(THE EXERCISE):
The entries below are to be written out again without alteration.

Items listed in a dataset:
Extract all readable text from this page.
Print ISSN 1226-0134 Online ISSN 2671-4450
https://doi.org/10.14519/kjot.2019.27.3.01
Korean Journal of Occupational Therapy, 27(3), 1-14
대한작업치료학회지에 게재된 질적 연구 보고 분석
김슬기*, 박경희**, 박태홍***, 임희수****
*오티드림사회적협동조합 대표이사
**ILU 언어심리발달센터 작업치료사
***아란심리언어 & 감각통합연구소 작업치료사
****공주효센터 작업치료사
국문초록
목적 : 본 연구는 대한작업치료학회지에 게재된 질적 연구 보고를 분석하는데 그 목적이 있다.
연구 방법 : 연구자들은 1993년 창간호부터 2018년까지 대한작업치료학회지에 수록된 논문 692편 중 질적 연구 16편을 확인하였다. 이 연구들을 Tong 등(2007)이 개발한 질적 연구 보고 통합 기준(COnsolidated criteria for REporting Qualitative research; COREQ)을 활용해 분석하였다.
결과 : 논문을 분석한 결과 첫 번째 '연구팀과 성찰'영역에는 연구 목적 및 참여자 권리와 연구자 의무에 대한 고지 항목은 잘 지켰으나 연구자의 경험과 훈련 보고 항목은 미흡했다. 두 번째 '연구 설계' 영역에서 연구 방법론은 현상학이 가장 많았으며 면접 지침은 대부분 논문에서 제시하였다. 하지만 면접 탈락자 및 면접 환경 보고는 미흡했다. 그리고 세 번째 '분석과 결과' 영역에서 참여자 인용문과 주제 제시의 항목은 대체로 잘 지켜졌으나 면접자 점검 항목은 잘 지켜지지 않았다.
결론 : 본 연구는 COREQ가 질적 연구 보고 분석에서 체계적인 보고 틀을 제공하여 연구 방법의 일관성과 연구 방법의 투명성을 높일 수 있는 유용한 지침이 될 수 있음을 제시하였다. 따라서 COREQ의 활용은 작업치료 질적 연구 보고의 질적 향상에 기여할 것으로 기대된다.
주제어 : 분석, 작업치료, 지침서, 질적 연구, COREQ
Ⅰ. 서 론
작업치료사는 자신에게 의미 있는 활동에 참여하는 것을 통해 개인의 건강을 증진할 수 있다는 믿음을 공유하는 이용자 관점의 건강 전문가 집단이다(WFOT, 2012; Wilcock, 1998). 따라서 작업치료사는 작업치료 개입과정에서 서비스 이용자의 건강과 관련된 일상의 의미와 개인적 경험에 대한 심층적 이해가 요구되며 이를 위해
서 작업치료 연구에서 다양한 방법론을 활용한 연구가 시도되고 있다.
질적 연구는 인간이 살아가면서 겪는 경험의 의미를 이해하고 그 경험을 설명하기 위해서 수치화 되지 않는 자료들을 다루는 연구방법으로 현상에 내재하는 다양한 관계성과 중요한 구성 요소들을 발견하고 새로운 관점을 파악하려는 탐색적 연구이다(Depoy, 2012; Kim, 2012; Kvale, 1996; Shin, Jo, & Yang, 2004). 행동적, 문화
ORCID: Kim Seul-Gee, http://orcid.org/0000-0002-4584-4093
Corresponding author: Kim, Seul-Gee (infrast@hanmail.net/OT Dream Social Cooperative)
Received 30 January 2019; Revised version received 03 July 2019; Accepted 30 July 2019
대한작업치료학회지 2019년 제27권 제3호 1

(SOLUTION):
Extract all readable text from this page.
Print ISSN 1226-0134 Online ISSN 2671-4450
https://doi.org/10.14519/kjot.2019.27.3.01
Korean Journal of Occupational Therapy, 27(3), 1-14
대한작업치료학회지에 게재된 질적 연구 보고 분석
김슬기*, 박경희**, 박태홍***, 임희수****
*오티드림사회적협동조합 대표이사
**ILU 언어심리발달센터 작업치료사
***아란심리언어 & 감각통합연구소 작업치료사
****공주효센터 작업치료사
국문초록
목적 : 본 연구는 대한작업치료학회지에 게재된 질적 연구 보고를 분석하는데 그 목적이 있다.
연구 방법 : 연구자들은 1993년 창간호부터 2018년까지 대한작업치료학회지에 수록된 논문 692편 중 질적 연구 16편을 확인하였다. 이 연구들을 Tong 등(2007)이 개발한 질적 연구 보고 통합 기준(COnsolidated criteria for REporting Qualitative research; COREQ)을 활용해 분석하였다.
결과 : 논문을 분석한 결과 첫 번째 '연구팀과 성찰'영역에는 연구 목적 및 참여자 권리와 연구자 의무에 대한 고지 항목은 잘 지켰으나 연구자의 경험과 훈련 보고 항목은 미흡했다. 두 번째 '연구 설계' 영역에서 연구 방법론은 현상학이 가장 많았으며 면접 지침은 대부분 논문에서 제시하였다. 하지만 면접 탈락자 및 면접 환경 보고는 미흡했다. 그리고 세 번째 '분석과 결과' 영역에서 참여자 인용문과 주제 제시의 항목은 대체로 잘 지켜졌으나 면접자 점검 항목은 잘 지켜지지 않았다.
결론 : 본 연구는 COREQ가 질적 연구 보고 분석에서 체계적인 보고 틀을 제공하여 연구 방법의 일관성과 연구 방법의 투명성을 높일 수 있는 유용한 지침이 될 수 있음을 제시하였다. 따라서 COREQ의 활용은 작업치료 질적 연구 보고의 질적 향상에 기여할 것으로 기대된다.
주제어 : 분석, 작업치료, 지침서, 질적 연구, COREQ
Ⅰ. 서 론
작업치료사는 자신에게 의미 있는 활동에 참여하는 것을 통해 개인의 건강을 증진할 수 있다는 믿음을 공유하는 이용자 관점의 건강 전문가 집단이다(WFOT, 2012; Wilcock, 1998). 따라서 작업치료사는 작업치료 개입과정에서 서비스 이용자의 건강과 관련된 일상의 의미와 개인적 경험에 대한 심층적 이해가 요구되며 이를 위해
서 작업치료 연구에서 다양한 방법론을 활용한 연구가 시도되고 있다.
질적 연구는 인간이 살아가면서 겪는 경험의 의미를 이해하고 그 경험을 설명하기 위해서 수치화 되지 않는 자료들을 다루는 연구방법으로 현상에 내재하는 다양한 관계성과 중요한 구성 요소들을 발견하고 새로운 관점을 파악하려는 탐색적 연구이다(Depoy, 2012; Kim, 2012; Kvale, 1996; Shin, Jo, & Yang, 2004). 행동적, 문화
ORCID: Kim Seul-Gee, http://orcid.org/0000-0002-4584-4093
Corresponding author: Kim, Seul-Gee (infrast@hanmail.net/OT Dream Social Cooperative)
Received 30 January 2019; Revised version received 03 July 2019; Accepted 30 July 2019
대한작업치료학회지 2019년 제27권 제3호 1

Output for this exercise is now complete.